Page excerpt -
.....

Monday, June 22, 1998



USS Missouri, home at last


MO TOWN!


By Ken Sakamoto, Star-Bulletin
The USS Missouri enters Pearl Harbor this morning
heading for its berth at Foxtrot 5, a 1,000-foot-long concrete
pier built in 1990 (at the top of the photo).



Missouri’s arrival
at Pearl Harbor is
‘finally a reality’

By Gregg K. Kakesako
Star-Bulletin

Tapa

THE Mighty Mo is finally home.

When the USS Missouri slid into "Battleship Row" at Ford Island today under sunny skies and a colorful double rainbow, it carried with it Navy history, tradition and great expectations.

"It's finally a reality," said Honolulu attorney Michael Lilly, a naval reserve captain, shortly after the Missouri -- America's last battlewagon -- entered the Pearl Harbor channel.

As the 54-year-old ship moved its last two miles to its final berth, volunteer line handlers hoisted signal flags on the ship's superstructure that spelled out "Mighty Mo," "BB-63" and "Reporting for Duty."

The historic ship was met by three Navy tugs as it entered the channel shortly after 8:35 a.m., a little behind schedule. More than 500 people, in some places four deep, lined the channel entrance fronting the Hickam Officers Club.

The rainbows arched over Iroquois Point on the opposite side of the channel as the Missouri approached the club, where the USS Missouri Memorial Association hosted a welcome-home breakfast.

"What a historical event," proclaimed Mayor Jeremy Harris. "This is a special time in the history of Honolulu. This is not a monument to peace; this is a living piece of history and a vital part of our economy."

Gov. Ben Cayetano added, "This is truly a great day for the state of Hawaii."

In his remarks, Ed Carter, association chairman, used the podium to express the group's gratitude to U.S. Sen. Daniel K. Inouye, who, he said, "took us through the rocks and shoals of the political arena."

At the Hickam club, kids on rollerblades and two-wheel bikes mingled with service men and women in uniform.

.....

[Records]
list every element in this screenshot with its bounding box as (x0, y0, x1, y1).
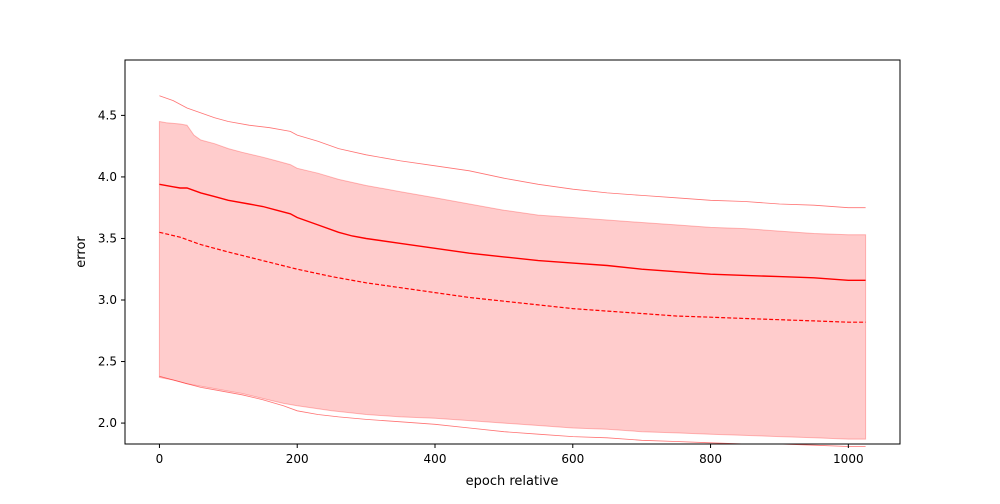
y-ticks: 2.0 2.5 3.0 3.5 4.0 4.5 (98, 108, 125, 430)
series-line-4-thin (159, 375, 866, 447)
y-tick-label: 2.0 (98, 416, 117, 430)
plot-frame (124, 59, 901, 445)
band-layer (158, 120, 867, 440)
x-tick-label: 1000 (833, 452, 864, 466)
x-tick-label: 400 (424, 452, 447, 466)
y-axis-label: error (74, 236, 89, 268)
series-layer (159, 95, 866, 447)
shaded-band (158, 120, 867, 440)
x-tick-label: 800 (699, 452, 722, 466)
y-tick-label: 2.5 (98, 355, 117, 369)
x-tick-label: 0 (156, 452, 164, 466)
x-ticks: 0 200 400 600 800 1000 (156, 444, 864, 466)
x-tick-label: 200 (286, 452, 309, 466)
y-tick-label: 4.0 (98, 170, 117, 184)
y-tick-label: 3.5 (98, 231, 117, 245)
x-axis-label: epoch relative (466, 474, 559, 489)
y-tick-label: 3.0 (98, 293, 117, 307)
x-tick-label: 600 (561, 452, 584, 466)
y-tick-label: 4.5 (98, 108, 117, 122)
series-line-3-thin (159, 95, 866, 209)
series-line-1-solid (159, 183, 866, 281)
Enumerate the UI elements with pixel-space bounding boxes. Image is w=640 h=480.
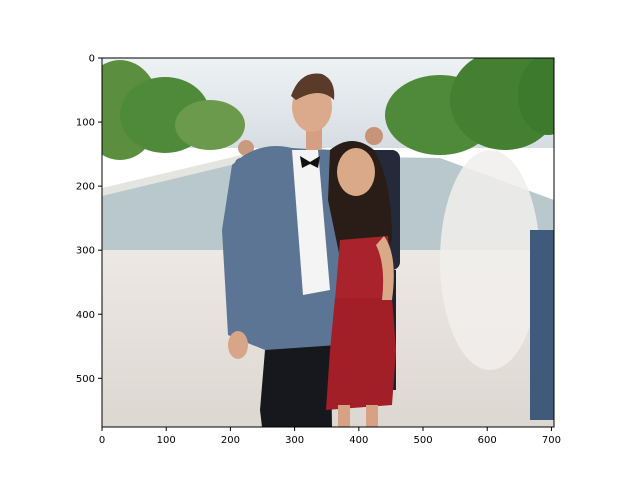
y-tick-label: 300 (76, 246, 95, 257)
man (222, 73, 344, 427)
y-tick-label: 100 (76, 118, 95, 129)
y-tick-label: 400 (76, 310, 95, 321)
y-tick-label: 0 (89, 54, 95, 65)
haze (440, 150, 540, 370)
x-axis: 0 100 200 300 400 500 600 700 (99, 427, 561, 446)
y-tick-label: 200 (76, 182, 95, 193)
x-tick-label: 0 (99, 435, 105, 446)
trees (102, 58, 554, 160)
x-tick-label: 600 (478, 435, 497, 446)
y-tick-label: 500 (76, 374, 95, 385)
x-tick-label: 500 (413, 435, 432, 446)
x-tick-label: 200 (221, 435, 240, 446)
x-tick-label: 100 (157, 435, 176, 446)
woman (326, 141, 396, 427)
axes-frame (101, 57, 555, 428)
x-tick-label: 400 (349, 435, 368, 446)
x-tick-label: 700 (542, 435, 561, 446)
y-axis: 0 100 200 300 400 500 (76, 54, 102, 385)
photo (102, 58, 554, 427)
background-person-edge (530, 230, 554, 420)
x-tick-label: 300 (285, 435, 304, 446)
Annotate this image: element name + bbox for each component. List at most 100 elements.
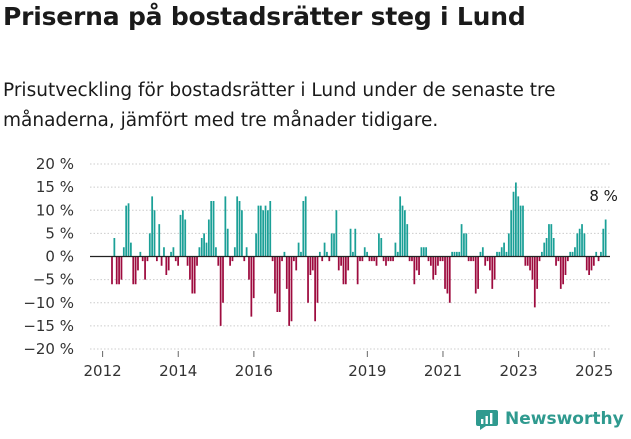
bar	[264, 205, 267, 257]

.....

Short problem 1 -
Retype the Missouri article, everything from "THE Mighty Mo" down to "Hickam Officers Club.", word for word.
Short problem 2 -
In the entries, substitute "loss" for "error" in everything from the line containing "y-ticks: 2.0 2.5" down to the line containing "Enumerate the UI", both included, and change nothing else. Give back only those lines.
The Missouri article and the entries come from unrelated sources.

Task answer 1 -
THE Mighty Mo is finally home.

When the USS Missouri slid into "Battleship Row" at Ford Island today under sunny skies and a colorful double rainbow, it carried with it Navy history, tradition and great expectations.

"It's finally a reality," said Honolulu attorney Michael Lilly, a naval reserve captain, shortly after the Missouri -- America's last battlewagon -- entered the Pearl Harbor channel.

As the 54-year-old ship moved its last two miles to its final berth, volunteer line handlers hoisted signal flags on the ship's superstructure that spelled out "Mighty Mo," "BB-63" and "Reporting for Duty."

The historic ship was met by three Navy tugs as it entered the channel shortly after 8:35 a.m., a little behind schedule. More than 500 people, in some places four deep, lined the channel entrance fronting the Hickam Officers Club.

Task answer 2 -
y-ticks: 2.0 2.5 3.0 3.5 4.0 4.5 (98, 108, 125, 430)
series-line-4-thin (159, 375, 866, 447)
y-tick-label: 2.0 (98, 416, 117, 430)
plot-frame (124, 59, 901, 445)
band-layer (158, 120, 867, 440)
x-tick-label: 1000 (833, 452, 864, 466)
x-tick-label: 400 (424, 452, 447, 466)
y-axis-label: loss (74, 236, 89, 268)
series-layer (159, 95, 866, 447)
shaded-band (158, 120, 867, 440)
x-tick-label: 800 (699, 452, 722, 466)
y-tick-label: 2.5 (98, 355, 117, 369)
x-tick-label: 0 (156, 452, 164, 466)
x-ticks: 0 200 400 600 800 1000 (156, 444, 864, 466)
x-tick-label: 200 (286, 452, 309, 466)
y-tick-label: 4.0 (98, 170, 117, 184)
y-tick-label: 3.5 (98, 231, 117, 245)
x-axis-label: epoch relative (466, 474, 559, 489)
y-tick-label: 3.0 (98, 293, 117, 307)
x-tick-label: 600 (561, 452, 584, 466)
y-tick-label: 4.5 (98, 108, 117, 122)
series-line-3-thin (159, 95, 866, 209)
series-line-1-solid (159, 183, 866, 281)
Enumerate the UI elements with pixel-space bounding boxes. Image is w=640 h=480.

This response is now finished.